## PROMPT
Copy the listing below line for line, with no changes.
** Start MATERIAL FOR THIS EXERCISE **
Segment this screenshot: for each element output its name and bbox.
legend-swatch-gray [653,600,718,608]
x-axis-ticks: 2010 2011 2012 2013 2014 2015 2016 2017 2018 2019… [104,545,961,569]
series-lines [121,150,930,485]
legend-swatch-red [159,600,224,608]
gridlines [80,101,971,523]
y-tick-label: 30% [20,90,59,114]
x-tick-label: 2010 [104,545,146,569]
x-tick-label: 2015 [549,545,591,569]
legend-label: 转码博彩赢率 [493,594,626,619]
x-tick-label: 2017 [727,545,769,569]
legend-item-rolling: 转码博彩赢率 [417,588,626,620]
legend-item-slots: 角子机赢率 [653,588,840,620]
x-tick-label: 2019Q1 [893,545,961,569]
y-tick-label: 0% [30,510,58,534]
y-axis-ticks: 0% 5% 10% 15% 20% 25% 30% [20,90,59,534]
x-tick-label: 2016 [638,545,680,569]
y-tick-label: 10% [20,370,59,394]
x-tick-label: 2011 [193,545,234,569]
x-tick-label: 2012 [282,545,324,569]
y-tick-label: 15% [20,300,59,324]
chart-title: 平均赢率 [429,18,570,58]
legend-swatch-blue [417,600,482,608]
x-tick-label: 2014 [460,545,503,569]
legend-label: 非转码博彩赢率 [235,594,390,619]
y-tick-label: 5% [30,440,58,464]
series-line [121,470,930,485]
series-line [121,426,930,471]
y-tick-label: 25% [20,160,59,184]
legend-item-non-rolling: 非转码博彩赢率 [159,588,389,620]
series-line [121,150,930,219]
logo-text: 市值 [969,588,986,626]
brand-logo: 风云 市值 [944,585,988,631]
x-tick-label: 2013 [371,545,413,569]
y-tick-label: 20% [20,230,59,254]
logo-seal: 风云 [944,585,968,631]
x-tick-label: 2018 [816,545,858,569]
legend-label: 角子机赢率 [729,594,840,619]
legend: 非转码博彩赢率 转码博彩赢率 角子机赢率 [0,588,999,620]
** End MATERIAL FOR THIS EXERCISE **
## THE RESULT
Segment this screenshot: for each element output its name and bbox.
legend-swatch-gray [653,600,718,608]
x-axis-ticks: 2010 2011 2012 2013 2014 2015 2016 2017 2018 2019… [104,545,961,569]
series-lines [121,150,930,485]
legend-swatch-red [159,600,224,608]
gridlines [80,101,971,523]
y-tick-label: 30% [20,90,59,114]
x-tick-label: 2010 [104,545,146,569]
x-tick-label: 2015 [549,545,591,569]
legend-label: 转码博彩赢率 [493,594,626,619]
x-tick-label: 2017 [727,545,769,569]
legend-item-rolling: 转码博彩赢率 [417,588,626,620]
legend-item-slots: 角子机赢率 [653,588,840,620]
x-tick-label: 2019Q1 [893,545,961,569]
y-tick-label: 0% [30,510,58,534]
y-axis-ticks: 0% 5% 10% 15% 20% 25% 30% [20,90,59,534]
x-tick-label: 2016 [638,545,680,569]
y-tick-label: 10% [20,370,59,394]
x-tick-label: 2011 [193,545,234,569]
x-tick-label: 2012 [282,545,324,569]
y-tick-label: 15% [20,300,59,324]
chart-title: 平均赢率 [429,18,570,58]
legend-swatch-blue [417,600,482,608]
x-tick-label: 2014 [460,545,503,569]
legend-label: 非转码博彩赢率 [235,594,390,619]
y-tick-label: 5% [30,440,58,464]
series-line [121,470,930,485]
series-line [121,426,930,471]
y-tick-label: 25% [20,160,59,184]
legend-item-non-rolling: 非转码博彩赢率 [159,588,389,620]
series-line [121,150,930,219]
logo-text: 市值 [969,588,986,626]
brand-logo: 风云 市值 [944,585,988,631]
x-tick-label: 2013 [371,545,413,569]
y-tick-label: 20% [20,230,59,254]
logo-seal: 风云 [944,585,968,631]
x-tick-label: 2018 [816,545,858,569]
legend-label: 角子机赢率 [729,594,840,619]
legend: 非转码博彩赢率 转码博彩赢率 角子机赢率 [0,588,999,620]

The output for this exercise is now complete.